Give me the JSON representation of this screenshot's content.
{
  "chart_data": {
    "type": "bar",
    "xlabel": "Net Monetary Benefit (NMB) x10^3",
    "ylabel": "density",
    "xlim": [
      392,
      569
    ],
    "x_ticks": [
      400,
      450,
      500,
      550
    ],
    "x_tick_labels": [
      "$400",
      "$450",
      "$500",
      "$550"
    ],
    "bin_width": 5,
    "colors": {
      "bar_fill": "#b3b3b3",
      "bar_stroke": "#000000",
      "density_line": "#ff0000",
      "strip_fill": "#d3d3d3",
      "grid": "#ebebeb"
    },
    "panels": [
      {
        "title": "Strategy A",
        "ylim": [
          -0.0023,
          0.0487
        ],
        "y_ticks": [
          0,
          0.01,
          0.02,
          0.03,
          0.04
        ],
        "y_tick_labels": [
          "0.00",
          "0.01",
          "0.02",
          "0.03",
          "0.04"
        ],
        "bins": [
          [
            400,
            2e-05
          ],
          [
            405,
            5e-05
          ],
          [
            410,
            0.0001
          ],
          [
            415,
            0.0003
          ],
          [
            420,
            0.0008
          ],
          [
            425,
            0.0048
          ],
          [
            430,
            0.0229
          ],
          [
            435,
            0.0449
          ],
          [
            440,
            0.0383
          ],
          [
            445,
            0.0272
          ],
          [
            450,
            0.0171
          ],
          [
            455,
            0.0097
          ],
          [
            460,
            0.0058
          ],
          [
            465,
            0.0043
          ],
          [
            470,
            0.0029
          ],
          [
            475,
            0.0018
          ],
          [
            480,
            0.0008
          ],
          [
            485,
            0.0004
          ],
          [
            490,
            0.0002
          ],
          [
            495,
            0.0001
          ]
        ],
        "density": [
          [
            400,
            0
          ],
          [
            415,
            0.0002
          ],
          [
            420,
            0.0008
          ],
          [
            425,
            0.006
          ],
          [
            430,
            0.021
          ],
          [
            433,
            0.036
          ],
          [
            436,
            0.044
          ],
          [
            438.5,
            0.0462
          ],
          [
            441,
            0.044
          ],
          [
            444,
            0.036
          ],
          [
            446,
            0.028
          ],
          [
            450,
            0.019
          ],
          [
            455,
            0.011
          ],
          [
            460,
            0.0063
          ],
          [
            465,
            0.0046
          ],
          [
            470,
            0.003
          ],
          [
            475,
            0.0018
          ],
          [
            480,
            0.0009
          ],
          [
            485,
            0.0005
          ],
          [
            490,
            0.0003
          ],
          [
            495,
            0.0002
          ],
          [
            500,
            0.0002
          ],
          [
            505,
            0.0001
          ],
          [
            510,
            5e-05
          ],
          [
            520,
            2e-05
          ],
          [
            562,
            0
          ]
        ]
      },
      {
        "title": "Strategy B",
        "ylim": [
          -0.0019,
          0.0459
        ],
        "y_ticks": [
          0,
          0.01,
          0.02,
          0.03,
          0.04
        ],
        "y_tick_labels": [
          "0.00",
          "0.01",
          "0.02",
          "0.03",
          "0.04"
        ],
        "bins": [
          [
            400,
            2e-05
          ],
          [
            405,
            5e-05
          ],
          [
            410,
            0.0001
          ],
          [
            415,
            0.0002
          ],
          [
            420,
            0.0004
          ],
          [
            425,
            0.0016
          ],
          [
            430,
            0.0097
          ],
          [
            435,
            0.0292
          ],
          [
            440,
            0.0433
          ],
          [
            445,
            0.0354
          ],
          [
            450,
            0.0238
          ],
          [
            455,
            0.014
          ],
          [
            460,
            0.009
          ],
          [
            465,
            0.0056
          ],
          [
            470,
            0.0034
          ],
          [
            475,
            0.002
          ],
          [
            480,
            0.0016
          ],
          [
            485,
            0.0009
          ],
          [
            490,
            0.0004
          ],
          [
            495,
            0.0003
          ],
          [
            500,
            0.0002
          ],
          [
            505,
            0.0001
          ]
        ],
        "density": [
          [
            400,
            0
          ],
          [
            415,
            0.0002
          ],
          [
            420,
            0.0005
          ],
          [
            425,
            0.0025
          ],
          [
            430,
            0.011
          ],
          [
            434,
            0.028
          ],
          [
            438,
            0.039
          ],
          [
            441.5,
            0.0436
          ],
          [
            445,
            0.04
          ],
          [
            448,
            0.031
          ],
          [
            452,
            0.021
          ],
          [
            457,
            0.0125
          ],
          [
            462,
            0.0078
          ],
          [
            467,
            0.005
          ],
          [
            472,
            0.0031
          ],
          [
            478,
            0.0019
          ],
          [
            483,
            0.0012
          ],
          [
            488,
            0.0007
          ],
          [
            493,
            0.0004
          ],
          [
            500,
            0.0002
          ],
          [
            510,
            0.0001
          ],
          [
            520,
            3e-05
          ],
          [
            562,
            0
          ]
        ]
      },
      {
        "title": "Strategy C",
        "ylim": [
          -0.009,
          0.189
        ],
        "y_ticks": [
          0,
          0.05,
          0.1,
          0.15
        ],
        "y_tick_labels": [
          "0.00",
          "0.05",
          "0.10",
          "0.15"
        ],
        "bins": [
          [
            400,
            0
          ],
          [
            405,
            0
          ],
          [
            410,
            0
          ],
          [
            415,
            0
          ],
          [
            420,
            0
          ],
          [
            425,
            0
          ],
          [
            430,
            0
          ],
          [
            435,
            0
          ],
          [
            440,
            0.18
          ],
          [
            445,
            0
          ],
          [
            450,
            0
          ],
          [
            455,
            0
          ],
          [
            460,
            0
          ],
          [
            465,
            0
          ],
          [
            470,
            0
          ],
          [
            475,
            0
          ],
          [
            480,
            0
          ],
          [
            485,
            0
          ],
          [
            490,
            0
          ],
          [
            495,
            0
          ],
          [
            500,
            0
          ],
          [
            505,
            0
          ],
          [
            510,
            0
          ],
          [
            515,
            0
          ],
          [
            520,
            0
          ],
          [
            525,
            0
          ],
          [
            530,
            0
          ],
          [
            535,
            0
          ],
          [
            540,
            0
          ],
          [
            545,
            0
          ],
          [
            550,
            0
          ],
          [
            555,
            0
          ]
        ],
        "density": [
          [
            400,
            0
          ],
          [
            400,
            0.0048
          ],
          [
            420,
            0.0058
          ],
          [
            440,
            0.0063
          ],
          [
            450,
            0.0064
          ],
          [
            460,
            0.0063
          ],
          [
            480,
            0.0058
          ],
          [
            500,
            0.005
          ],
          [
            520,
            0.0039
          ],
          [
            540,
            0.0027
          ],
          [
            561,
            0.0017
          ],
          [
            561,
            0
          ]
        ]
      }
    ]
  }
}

· · · ·

WHAT YOU WILL DO -
Find the lines above holding the word "Strategy" and show them.

FINISHED ANSWER -
        "title": "Strategy A",
        "title": "Strategy B",
        "title": "Strategy C",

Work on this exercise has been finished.